> _PROVIDED INFORMATION_:
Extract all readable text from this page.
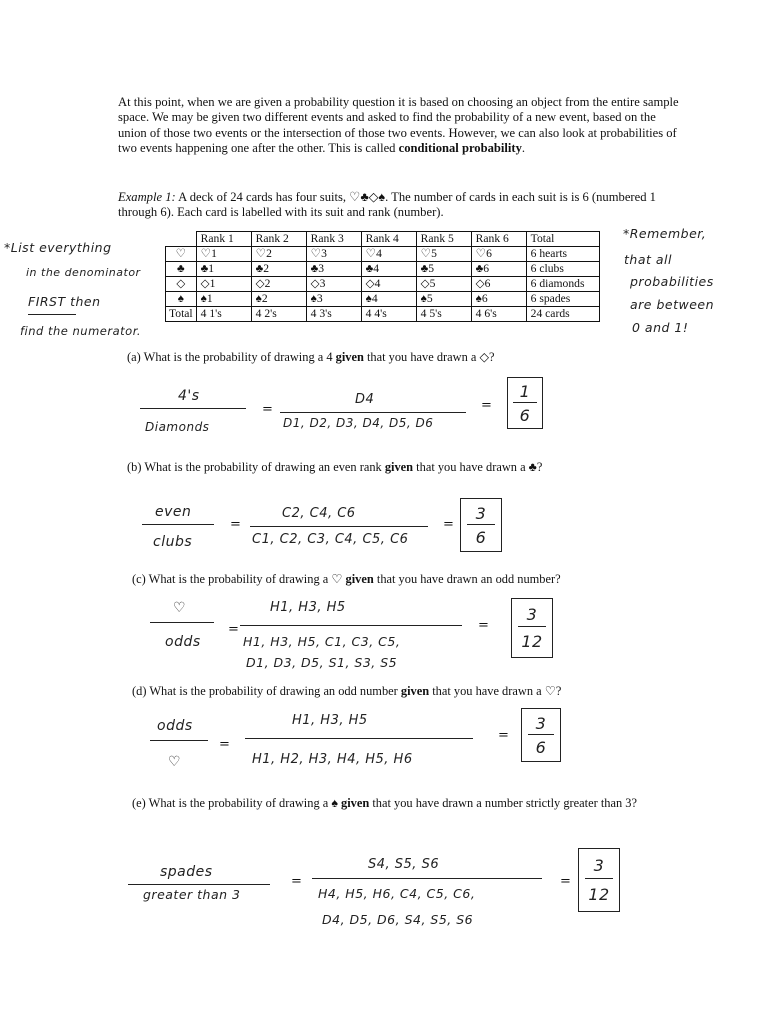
At this point, when we are given a probability question it is based on choosing an object from the entire sample space. We may be given two different events and asked to find the probability of a new event, based on the union of those two events or the intersection of those two events. However, we can also look at probabilities of two events happening one after the other. This is called conditional probability.
Example 1: A deck of 24 cards has four suits, ♡♣◇♠. The number of cards in each suit is is 6 (numbered 1 through 6). Each card is labelled with its suit and rank (number).
	Rank 1	Rank 2	Rank 3	Rank 4	Rank 5	Rank 6	Total
♡	♡1	♡2	♡3	♡4	♡5	♡6	6 hearts
♣	♣1	♣2	♣3	♣4	♣5	♣6	6 clubs
◇	◇1	◇2	◇3	◇4	◇5	◇6	6 diamonds
♠	♠1	♠2	♠3	♠4	♠5	♠6	6 spades
Total	4 1's	4 2's	4 3's	4 4's	4 5's	4 6's	24 cards
*List everything
in the denominator
FIRST then
find the numerator.
*Remember,
that all
probabilities
are between
0 and 1!
(a) What is the probability of drawing a 4 given that you have drawn a ◇?
4's
Diamonds
=
D4
D1, D2, D3, D4, D5, D6
=
1
6
(b) What is the probability of drawing an even rank given that you have drawn a ♣?
even
clubs
=
C2, C4, C6
C1, C2, C3, C4, C5, C6
=
3
6
(c) What is the probability of drawing a ♡ given that you have drawn an odd number?
♡
odds
=
H1, H3, H5
H1, H3, H5, C1, C3, C5,
D1, D3, D5, S1, S3, S5
=
3
12
(d) What is the probability of drawing an odd number given that you have drawn a ♡?
odds
♡
=
H1, H3, H5
H1, H2, H3, H4, H5, H6
=
3
6
(e) What is the probability of drawing a ♠ given that you have drawn a number strictly greater than 3?
spades
greater than 3
=
S4, S5, S6
H4, H5, H6, C4, C5, C6,
D4, D5, D6, S4, S5, S6
=
3
12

> _REQUIREMENT_: State how many lines of the material contain the string "cards", with no other words.

> _WRITTEN REPLY_: 2